• **REQUIRED TASK**: Below are records. Count every line containing the word "label" and give the number alone.

• **ENTRIES PROVIDED**:

□ □ □

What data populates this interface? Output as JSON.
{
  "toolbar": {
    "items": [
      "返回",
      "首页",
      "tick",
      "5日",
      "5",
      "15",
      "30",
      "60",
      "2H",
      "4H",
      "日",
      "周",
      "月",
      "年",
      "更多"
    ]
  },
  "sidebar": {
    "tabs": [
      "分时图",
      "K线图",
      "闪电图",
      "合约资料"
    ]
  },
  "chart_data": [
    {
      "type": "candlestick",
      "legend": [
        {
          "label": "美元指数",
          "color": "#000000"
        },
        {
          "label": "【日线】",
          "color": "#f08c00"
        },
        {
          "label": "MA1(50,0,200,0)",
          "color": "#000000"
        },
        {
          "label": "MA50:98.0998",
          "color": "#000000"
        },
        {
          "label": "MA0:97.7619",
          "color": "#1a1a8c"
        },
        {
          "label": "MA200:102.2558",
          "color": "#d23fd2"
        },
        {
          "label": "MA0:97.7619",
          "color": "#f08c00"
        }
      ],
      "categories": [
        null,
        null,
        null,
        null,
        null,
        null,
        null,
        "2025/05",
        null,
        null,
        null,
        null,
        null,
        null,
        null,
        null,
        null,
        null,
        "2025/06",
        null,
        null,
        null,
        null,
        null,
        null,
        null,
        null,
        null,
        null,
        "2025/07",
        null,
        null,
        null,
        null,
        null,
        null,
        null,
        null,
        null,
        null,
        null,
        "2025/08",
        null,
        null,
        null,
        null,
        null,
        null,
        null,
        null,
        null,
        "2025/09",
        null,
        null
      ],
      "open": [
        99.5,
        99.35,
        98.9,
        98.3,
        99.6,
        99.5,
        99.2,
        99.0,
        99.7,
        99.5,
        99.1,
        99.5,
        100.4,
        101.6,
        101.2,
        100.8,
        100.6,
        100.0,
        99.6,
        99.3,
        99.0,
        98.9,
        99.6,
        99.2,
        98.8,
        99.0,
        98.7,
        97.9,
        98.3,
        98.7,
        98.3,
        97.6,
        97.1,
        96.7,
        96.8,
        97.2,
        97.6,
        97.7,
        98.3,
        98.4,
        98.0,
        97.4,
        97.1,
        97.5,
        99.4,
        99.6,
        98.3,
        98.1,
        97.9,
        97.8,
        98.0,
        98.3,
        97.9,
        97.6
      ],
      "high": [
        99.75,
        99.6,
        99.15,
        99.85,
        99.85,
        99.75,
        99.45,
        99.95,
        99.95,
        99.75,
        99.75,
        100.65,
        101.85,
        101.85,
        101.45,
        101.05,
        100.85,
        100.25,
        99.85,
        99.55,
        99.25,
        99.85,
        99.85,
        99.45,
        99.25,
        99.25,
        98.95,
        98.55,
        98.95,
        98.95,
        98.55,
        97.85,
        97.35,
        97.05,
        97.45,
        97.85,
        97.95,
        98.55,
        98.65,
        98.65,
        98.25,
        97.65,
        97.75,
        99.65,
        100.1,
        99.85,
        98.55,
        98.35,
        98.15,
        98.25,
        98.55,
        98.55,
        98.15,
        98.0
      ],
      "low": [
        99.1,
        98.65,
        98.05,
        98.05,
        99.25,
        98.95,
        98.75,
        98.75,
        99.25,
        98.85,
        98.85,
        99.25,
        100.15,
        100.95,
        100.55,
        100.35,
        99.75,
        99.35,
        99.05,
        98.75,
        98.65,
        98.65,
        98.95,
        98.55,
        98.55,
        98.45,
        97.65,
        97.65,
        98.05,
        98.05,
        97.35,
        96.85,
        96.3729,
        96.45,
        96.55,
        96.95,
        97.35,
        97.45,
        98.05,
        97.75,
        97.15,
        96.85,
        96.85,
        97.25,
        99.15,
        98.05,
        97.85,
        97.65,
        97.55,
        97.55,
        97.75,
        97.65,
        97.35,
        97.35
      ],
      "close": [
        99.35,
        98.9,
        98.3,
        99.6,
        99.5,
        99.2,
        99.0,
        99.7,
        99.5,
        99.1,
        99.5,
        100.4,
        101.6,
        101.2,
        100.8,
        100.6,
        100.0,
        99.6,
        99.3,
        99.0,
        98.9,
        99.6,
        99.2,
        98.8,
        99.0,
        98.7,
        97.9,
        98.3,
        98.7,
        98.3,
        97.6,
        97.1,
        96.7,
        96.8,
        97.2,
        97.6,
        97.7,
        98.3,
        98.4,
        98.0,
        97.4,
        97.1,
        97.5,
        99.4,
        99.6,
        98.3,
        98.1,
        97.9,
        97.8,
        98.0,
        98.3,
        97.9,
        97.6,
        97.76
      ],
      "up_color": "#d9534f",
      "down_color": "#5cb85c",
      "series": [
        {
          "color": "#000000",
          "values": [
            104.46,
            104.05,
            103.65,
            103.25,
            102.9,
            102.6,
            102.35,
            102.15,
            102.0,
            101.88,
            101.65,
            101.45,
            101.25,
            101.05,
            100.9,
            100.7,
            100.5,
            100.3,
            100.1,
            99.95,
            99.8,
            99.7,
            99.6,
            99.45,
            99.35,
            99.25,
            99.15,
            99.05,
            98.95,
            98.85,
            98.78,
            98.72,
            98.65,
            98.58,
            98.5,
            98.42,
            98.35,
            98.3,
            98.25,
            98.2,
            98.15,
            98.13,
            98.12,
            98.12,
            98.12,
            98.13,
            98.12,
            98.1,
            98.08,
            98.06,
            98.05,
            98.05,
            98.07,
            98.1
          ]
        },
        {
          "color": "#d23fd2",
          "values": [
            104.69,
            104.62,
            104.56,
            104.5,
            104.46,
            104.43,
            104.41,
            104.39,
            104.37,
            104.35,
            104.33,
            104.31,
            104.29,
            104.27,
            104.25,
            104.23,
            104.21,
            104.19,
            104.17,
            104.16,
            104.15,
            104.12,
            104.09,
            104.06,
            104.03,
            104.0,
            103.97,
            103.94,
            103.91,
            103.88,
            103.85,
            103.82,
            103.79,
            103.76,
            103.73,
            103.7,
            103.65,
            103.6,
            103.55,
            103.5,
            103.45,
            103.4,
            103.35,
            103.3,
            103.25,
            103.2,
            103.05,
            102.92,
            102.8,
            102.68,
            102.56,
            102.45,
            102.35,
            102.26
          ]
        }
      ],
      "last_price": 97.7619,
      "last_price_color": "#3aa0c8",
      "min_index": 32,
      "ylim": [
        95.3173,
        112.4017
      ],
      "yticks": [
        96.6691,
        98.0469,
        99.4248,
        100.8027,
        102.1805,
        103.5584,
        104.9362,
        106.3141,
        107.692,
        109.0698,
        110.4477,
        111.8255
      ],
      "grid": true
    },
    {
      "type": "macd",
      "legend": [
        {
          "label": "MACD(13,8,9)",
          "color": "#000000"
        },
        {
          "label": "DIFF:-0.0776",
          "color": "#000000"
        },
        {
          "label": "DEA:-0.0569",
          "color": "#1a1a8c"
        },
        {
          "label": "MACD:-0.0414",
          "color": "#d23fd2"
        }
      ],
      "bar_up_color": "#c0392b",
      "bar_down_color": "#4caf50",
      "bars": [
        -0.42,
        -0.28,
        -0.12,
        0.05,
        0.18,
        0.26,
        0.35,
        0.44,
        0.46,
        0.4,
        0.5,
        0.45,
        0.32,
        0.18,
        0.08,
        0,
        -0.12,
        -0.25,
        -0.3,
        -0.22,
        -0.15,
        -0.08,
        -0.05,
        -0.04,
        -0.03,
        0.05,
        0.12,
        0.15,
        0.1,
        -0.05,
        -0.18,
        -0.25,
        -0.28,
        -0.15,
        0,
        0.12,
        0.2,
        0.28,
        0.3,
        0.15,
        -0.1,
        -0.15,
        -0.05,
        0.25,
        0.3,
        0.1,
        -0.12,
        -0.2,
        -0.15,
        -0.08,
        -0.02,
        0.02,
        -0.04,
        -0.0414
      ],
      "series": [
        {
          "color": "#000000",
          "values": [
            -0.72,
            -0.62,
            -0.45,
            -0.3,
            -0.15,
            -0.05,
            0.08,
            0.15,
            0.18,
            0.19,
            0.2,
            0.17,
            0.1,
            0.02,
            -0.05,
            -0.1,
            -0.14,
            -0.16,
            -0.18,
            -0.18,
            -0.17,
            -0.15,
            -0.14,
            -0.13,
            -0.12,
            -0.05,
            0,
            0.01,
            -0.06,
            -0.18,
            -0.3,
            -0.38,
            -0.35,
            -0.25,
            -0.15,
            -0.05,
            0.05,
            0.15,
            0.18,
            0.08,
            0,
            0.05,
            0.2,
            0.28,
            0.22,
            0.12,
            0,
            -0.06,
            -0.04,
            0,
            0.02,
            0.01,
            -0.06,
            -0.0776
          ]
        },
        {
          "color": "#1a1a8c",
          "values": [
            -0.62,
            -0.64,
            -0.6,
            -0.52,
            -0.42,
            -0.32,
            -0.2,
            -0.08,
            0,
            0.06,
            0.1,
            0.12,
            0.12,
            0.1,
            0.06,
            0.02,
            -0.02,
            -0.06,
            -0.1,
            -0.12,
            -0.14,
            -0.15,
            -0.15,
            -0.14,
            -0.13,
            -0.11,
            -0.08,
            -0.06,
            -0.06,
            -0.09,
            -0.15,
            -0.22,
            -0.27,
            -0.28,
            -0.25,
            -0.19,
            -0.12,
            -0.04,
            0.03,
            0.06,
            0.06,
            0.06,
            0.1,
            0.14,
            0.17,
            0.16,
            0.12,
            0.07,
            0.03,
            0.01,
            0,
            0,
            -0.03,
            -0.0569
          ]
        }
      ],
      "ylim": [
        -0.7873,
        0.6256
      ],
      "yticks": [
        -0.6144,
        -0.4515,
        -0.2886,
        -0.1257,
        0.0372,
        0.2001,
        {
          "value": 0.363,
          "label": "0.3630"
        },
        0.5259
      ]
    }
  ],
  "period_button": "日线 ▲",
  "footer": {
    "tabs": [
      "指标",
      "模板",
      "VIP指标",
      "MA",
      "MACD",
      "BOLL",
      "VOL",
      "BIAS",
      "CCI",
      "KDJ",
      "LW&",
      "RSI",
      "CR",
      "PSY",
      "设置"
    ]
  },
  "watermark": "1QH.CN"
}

□ □ □

• **ANSWER IN FULL**: 12